AIM OF THE EXERCISE |
Copy each line of the entries beneath that contains the word "this".

Data entries |

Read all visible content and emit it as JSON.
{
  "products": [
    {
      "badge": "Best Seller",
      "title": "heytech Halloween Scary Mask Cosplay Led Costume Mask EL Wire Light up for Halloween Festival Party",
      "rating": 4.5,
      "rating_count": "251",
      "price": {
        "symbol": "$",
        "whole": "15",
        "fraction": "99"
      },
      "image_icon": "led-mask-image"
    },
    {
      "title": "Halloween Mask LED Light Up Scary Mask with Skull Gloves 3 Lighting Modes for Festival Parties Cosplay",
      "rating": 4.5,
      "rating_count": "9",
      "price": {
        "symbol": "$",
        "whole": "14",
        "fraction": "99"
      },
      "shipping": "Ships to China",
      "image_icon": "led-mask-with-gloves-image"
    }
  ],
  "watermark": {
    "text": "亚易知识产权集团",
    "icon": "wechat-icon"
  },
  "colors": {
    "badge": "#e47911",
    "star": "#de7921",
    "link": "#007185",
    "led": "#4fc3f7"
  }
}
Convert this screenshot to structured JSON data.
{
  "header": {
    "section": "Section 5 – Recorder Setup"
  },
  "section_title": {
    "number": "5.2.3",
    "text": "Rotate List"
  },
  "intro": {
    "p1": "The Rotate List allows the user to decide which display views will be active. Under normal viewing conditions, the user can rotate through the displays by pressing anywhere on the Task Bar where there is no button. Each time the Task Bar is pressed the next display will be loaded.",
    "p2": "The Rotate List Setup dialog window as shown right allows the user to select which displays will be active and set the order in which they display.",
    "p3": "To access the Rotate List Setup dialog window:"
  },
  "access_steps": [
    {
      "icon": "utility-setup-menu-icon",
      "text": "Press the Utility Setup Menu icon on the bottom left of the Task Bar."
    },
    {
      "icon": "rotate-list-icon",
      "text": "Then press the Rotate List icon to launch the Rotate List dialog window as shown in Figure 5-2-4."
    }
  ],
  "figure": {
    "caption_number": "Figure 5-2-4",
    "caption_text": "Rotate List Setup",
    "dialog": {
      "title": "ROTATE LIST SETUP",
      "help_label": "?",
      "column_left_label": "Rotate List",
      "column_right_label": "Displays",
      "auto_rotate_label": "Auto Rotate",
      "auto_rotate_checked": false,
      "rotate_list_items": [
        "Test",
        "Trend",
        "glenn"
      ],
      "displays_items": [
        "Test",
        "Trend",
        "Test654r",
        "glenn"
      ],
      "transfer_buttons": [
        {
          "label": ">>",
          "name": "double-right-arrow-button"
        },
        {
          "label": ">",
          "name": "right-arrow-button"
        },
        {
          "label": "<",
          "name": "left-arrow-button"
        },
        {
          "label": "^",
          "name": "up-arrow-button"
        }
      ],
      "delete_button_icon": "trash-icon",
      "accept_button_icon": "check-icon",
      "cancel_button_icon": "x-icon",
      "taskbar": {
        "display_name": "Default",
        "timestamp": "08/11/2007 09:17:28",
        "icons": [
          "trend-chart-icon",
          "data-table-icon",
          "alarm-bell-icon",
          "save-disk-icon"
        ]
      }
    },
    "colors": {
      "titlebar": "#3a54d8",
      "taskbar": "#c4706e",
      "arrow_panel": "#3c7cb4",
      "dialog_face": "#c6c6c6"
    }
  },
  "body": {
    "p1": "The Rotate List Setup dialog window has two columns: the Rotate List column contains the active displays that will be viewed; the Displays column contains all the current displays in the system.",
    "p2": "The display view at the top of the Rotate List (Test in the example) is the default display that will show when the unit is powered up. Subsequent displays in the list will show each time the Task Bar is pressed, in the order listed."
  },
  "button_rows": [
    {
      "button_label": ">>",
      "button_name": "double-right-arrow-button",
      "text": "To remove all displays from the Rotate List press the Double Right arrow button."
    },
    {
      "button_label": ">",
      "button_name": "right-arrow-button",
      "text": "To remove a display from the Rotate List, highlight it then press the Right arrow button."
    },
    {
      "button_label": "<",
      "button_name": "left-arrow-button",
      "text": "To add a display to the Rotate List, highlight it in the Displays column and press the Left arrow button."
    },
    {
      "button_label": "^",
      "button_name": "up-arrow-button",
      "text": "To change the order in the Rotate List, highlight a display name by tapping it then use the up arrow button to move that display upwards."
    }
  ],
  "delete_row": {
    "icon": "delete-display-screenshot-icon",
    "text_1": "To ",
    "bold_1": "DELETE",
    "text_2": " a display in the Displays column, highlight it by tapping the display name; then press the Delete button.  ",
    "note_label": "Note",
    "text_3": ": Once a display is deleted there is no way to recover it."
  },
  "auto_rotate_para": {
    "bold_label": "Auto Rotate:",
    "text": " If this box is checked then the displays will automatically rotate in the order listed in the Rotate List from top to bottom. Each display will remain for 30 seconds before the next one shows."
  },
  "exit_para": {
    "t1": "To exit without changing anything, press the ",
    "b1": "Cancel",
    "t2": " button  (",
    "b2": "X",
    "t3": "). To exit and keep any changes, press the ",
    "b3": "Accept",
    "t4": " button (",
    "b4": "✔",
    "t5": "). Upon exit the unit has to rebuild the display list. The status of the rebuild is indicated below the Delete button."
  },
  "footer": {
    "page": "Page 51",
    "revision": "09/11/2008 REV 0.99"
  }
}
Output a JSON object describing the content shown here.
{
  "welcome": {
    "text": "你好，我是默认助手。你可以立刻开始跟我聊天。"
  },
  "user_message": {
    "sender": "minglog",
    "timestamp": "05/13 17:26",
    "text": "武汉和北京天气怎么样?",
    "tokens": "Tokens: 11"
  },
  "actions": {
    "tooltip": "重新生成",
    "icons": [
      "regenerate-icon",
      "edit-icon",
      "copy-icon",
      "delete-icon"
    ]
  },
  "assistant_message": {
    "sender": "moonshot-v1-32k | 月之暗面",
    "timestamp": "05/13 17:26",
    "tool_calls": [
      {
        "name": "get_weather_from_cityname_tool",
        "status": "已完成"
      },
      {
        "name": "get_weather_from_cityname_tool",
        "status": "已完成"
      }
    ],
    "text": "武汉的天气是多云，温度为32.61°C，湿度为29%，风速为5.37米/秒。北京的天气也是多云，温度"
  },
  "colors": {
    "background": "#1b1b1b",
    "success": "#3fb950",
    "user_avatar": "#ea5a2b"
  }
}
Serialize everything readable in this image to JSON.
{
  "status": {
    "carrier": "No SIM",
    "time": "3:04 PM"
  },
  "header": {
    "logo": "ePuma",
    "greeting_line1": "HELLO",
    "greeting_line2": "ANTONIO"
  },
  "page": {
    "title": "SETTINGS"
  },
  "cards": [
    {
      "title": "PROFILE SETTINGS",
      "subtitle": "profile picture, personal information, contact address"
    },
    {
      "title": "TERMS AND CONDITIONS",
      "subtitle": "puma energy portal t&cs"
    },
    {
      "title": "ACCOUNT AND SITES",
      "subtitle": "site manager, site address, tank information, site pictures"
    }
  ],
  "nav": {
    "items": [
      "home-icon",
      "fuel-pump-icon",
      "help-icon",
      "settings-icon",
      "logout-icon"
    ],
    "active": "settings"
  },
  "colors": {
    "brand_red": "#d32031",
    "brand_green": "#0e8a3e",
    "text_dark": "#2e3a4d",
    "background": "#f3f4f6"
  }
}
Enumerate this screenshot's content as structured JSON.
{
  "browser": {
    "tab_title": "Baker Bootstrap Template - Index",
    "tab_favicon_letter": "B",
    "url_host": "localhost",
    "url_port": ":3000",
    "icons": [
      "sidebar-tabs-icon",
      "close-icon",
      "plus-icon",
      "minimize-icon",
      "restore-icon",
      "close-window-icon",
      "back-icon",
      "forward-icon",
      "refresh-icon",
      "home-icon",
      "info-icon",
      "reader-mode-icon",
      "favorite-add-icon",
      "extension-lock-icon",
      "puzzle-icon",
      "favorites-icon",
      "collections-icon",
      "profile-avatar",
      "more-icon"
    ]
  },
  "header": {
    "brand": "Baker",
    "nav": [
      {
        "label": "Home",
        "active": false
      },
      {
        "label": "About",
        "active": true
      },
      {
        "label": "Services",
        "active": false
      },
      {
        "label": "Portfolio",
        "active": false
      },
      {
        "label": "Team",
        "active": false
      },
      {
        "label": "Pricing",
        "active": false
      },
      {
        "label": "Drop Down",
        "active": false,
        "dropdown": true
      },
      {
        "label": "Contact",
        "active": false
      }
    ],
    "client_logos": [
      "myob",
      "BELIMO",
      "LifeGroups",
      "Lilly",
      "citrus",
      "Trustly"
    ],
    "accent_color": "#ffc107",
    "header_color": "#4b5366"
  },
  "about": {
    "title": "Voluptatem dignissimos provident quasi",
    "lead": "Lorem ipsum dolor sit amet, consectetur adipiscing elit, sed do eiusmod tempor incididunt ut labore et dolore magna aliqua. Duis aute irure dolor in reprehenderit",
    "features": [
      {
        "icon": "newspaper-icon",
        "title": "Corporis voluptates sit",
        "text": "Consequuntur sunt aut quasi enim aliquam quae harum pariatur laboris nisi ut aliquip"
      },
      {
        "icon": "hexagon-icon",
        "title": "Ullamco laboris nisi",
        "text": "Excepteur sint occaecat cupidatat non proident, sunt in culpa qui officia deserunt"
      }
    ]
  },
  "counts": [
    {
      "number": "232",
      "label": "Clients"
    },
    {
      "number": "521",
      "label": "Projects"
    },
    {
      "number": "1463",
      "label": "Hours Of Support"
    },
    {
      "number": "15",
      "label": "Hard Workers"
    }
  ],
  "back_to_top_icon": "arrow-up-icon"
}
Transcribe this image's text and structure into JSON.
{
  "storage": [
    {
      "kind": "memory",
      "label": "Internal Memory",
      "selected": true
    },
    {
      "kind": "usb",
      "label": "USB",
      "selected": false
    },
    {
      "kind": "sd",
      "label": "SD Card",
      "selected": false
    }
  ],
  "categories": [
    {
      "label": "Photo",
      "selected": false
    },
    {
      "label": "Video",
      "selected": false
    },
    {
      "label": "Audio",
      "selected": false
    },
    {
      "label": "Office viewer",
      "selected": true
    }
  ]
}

EXERCISE RESULT |
Convert this screenshot to structured JSON data.
    "text": " If this box is checked then the displays will automatically rotate in the order listed in the Rotate List from top to bottom. Each display will remain for 30 seconds before the next one shows."
Serialize everything readable in this image to JSON.
Enumerate this screenshot's content as structured JSON.
Transcribe this image's text and structure into JSON.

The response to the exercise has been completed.